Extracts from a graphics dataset
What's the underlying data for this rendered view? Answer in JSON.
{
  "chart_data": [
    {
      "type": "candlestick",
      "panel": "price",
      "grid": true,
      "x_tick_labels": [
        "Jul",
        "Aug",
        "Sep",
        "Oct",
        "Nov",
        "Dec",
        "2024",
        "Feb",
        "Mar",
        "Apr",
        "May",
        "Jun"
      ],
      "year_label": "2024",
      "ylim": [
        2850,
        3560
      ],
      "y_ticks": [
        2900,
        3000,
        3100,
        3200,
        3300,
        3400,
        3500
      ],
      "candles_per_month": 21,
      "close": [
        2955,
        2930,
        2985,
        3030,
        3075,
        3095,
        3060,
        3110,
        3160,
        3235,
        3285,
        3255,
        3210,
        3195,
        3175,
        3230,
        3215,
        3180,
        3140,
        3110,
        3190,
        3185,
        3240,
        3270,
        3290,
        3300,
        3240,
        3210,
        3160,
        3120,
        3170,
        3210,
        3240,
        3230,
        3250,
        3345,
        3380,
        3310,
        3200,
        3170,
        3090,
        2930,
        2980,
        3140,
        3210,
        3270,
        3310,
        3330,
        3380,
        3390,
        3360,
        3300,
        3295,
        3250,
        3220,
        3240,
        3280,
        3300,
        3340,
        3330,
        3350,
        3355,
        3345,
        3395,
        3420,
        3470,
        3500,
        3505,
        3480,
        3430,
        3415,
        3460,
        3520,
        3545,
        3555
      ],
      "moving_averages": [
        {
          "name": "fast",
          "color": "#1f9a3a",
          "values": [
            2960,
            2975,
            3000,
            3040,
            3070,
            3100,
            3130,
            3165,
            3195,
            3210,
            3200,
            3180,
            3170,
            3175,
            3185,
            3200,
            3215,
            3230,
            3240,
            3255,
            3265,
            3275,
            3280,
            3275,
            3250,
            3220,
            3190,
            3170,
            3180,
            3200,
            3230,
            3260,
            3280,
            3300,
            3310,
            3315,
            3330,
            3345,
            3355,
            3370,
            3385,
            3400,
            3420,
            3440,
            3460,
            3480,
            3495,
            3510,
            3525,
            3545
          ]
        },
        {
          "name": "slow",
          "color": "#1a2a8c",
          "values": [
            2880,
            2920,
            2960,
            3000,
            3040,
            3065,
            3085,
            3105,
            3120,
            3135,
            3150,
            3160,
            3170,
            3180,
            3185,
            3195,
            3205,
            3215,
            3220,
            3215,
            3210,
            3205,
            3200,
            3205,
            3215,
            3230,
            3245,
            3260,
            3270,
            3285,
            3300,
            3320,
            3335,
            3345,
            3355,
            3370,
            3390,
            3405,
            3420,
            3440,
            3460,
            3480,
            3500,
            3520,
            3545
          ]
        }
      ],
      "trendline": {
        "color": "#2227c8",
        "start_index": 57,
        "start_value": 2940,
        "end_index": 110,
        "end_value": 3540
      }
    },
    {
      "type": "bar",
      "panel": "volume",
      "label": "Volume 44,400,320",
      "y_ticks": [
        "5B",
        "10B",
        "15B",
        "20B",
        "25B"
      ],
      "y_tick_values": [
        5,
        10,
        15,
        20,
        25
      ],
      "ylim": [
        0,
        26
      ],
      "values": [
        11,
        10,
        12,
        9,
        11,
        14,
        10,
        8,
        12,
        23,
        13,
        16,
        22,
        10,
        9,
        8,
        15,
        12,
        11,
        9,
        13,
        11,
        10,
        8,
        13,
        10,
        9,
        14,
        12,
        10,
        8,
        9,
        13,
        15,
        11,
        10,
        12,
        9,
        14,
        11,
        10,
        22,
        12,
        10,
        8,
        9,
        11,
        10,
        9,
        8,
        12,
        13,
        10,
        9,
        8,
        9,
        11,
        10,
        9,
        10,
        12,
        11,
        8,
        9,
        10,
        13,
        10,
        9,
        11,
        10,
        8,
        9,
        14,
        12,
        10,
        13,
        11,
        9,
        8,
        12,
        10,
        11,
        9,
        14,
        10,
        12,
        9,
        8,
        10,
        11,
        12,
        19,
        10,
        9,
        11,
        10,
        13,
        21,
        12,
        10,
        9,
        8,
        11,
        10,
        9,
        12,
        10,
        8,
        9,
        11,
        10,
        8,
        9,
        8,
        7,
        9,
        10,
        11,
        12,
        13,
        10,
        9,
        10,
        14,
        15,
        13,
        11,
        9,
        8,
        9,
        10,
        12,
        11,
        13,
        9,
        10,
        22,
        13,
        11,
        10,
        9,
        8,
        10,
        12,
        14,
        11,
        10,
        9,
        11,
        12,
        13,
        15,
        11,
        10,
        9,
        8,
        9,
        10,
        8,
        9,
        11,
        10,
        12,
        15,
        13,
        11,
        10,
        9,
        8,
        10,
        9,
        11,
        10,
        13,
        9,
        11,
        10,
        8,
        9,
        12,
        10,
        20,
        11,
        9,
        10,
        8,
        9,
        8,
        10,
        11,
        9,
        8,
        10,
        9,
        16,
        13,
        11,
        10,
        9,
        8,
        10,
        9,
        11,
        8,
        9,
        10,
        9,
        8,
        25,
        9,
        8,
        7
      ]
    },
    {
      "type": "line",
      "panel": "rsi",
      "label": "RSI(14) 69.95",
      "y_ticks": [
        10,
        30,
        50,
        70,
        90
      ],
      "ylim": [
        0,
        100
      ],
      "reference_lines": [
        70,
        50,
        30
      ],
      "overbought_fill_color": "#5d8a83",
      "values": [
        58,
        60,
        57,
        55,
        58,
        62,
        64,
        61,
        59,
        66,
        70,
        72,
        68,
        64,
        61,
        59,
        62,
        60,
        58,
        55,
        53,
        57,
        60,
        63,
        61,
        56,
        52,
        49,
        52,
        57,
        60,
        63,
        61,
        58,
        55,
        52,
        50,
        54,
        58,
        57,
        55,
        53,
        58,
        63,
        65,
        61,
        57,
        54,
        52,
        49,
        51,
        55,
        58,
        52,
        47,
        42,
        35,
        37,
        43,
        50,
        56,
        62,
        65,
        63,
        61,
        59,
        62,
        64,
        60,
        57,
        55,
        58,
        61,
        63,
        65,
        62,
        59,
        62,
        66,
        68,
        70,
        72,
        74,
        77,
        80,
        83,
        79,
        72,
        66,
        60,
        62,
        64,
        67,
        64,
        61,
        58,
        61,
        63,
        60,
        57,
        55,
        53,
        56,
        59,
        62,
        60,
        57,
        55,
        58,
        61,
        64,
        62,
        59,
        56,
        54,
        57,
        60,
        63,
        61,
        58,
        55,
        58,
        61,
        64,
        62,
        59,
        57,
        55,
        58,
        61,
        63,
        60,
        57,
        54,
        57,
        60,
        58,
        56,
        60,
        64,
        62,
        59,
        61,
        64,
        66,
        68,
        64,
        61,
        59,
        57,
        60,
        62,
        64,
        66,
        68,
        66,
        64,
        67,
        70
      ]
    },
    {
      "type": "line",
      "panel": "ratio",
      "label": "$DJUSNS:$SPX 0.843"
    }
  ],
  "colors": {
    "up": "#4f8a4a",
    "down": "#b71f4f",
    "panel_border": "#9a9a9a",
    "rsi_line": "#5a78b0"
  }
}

▸ Task description
Please reproduce the entire listing, exactly as shown.

▸ Response
What's the underlying data for this rendered view? Answer in JSON.
{
  "chart_data": [
    {
      "type": "candlestick",
      "panel": "price",
      "grid": true,
      "x_tick_labels": [
        "Jul",
        "Aug",
        "Sep",
        "Oct",
        "Nov",
        "Dec",
        "2024",
        "Feb",
        "Mar",
        "Apr",
        "May",
        "Jun"
      ],
      "year_label": "2024",
      "ylim": [
        2850,
        3560
      ],
      "y_ticks": [
        2900,
        3000,
        3100,
        3200,
        3300,
        3400,
        3500
      ],
      "candles_per_month": 21,
      "close": [
        2955,
        2930,
        2985,
        3030,
        3075,
        3095,
        3060,
        3110,
        3160,
        3235,
        3285,
        3255,
        3210,
        3195,
        3175,
        3230,
        3215,
        3180,
        3140,
        3110,
        3190,
        3185,
        3240,
        3270,
        3290,
        3300,
        3240,
        3210,
        3160,
        3120,
        3170,
        3210,
        3240,
        3230,
        3250,
        3345,
        3380,
        3310,
        3200,
        3170,
        3090,
        2930,
        2980,
        3140,
        3210,
        3270,
        3310,
        3330,
        3380,
        3390,
        3360,
        3300,
        3295,
        3250,
        3220,
        3240,
        3280,
        3300,
        3340,
        3330,
        3350,
        3355,
        3345,
        3395,
        3420,
        3470,
        3500,
        3505,
        3480,
        3430,
        3415,
        3460,
        3520,
        3545,
        3555
      ],
      "moving_averages": [
        {
          "name": "fast",
          "color": "#1f9a3a",
          "values": [
            2960,
            2975,
            3000,
            3040,
            3070,
            3100,
            3130,
            3165,
            3195,
            3210,
            3200,
            3180,
            3170,
            3175,
            3185,
            3200,
            3215,
            3230,
            3240,
            3255,
            3265,
            3275,
            3280,
            3275,
            3250,
            3220,
            3190,
            3170,
            3180,
            3200,
            3230,
            3260,
            3280,
            3300,
            3310,
            3315,
            3330,
            3345,
            3355,
            3370,
            3385,
            3400,
            3420,
            3440,
            3460,
            3480,
            3495,
            3510,
            3525,
            3545
          ]
        },
        {
          "name": "slow",
          "color": "#1a2a8c",
          "values": [
            2880,
            2920,
            2960,
            3000,
            3040,
            3065,
            3085,
            3105,
            3120,
            3135,
            3150,
            3160,
            3170,
            3180,
            3185,
            3195,
            3205,
            3215,
            3220,
            3215,
            3210,
            3205,
            3200,
            3205,
            3215,
            3230,
            3245,
            3260,
            3270,
            3285,
            3300,
            3320,
            3335,
            3345,
            3355,
            3370,
            3390,
            3405,
            3420,
            3440,
            3460,
            3480,
            3500,
            3520,
            3545
          ]
        }
      ],
      "trendline": {
        "color": "#2227c8",
        "start_index": 57,
        "start_value": 2940,
        "end_index": 110,
        "end_value": 3540
      }
    },
    {
      "type": "bar",
      "panel": "volume",
      "label": "Volume 44,400,320",
      "y_ticks": [
        "5B",
        "10B",
        "15B",
        "20B",
        "25B"
      ],
      "y_tick_values": [
        5,
        10,
        15,
        20,
        25
      ],
      "ylim": [
        0,
        26
      ],
      "values": [
        11,
        10,
        12,
        9,
        11,
        14,
        10,
        8,
        12,
        23,
        13,
        16,
        22,
        10,
        9,
        8,
        15,
        12,
        11,
        9,
        13,
        11,
        10,
        8,
        13,
        10,
        9,
        14,
        12,
        10,
        8,
        9,
        13,
        15,
        11,
        10,
        12,
        9,
        14,
        11,
        10,
        22,
        12,
        10,
        8,
        9,
        11,
        10,
        9,
        8,
        12,
        13,
        10,
        9,
        8,
        9,
        11,
        10,
        9,
        10,
        12,
        11,
        8,
        9,
        10,
        13,
        10,
        9,
        11,
        10,
        8,
        9,
        14,
        12,
        10,
        13,
        11,
        9,
        8,
        12,
        10,
        11,
        9,
        14,
        10,
        12,
        9,
        8,
        10,
        11,
        12,
        19,
        10,
        9,
        11,
        10,
        13,
        21,
        12,
        10,
        9,
        8,
        11,
        10,
        9,
        12,
        10,
        8,
        9,
        11,
        10,
        8,
        9,
        8,
        7,
        9,
        10,
        11,
        12,
        13,
        10,
        9,
        10,
        14,
        15,
        13,
        11,
        9,
        8,
        9,
        10,
        12,
        11,
        13,
        9,
        10,
        22,
        13,
        11,
        10,
        9,
        8,
        10,
        12,
        14,
        11,
        10,
        9,
        11,
        12,
        13,
        15,
        11,
        10,
        9,
        8,
        9,
        10,
        8,
        9,
        11,
        10,
        12,
        15,
        13,
        11,
        10,
        9,
        8,
        10,
        9,
        11,
        10,
        13,
        9,
        11,
        10,
        8,
        9,
        12,
        10,
        20,
        11,
        9,
        10,
        8,
        9,
        8,
        10,
        11,
        9,
        8,
        10,
        9,
        16,
        13,
        11,
        10,
        9,
        8,
        10,
        9,
        11,
        8,
        9,
        10,
        9,
        8,
        25,
        9,
        8,
        7
      ]
    },
    {
      "type": "line",
      "panel": "rsi",
      "label": "RSI(14) 69.95",
      "y_ticks": [
        10,
        30,
        50,
        70,
        90
      ],
      "ylim": [
        0,
        100
      ],
      "reference_lines": [
        70,
        50,
        30
      ],
      "overbought_fill_color": "#5d8a83",
      "values": [
        58,
        60,
        57,
        55,
        58,
        62,
        64,
        61,
        59,
        66,
        70,
        72,
        68,
        64,
        61,
        59,
        62,
        60,
        58,
        55,
        53,
        57,
        60,
        63,
        61,
        56,
        52,
        49,
        52,
        57,
        60,
        63,
        61,
        58,
        55,
        52,
        50,
        54,
        58,
        57,
        55,
        53,
        58,
        63,
        65,
        61,
        57,
        54,
        52,
        49,
        51,
        55,
        58,
        52,
        47,
        42,
        35,
        37,
        43,
        50,
        56,
        62,
        65,
        63,
        61,
        59,
        62,
        64,
        60,
        57,
        55,
        58,
        61,
        63,
        65,
        62,
        59,
        62,
        66,
        68,
        70,
        72,
        74,
        77,
        80,
        83,
        79,
        72,
        66,
        60,
        62,
        64,
        67,
        64,
        61,
        58,
        61,
        63,
        60,
        57,
        55,
        53,
        56,
        59,
        62,
        60,
        57,
        55,
        58,
        61,
        64,
        62,
        59,
        56,
        54,
        57,
        60,
        63,
        61,
        58,
        55,
        58,
        61,
        64,
        62,
        59,
        57,
        55,
        58,
        61,
        63,
        60,
        57,
        54,
        57,
        60,
        58,
        56,
        60,
        64,
        62,
        59,
        61,
        64,
        66,
        68,
        64,
        61,
        59,
        57,
        60,
        62,
        64,
        66,
        68,
        66,
        64,
        67,
        70
      ]
    },
    {
      "type": "line",
      "panel": "ratio",
      "label": "$DJUSNS:$SPX 0.843"
    }
  ],
  "colors": {
    "up": "#4f8a4a",
    "down": "#b71f4f",
    "panel_border": "#9a9a9a",
    "rsi_line": "#5a78b0"
  }
}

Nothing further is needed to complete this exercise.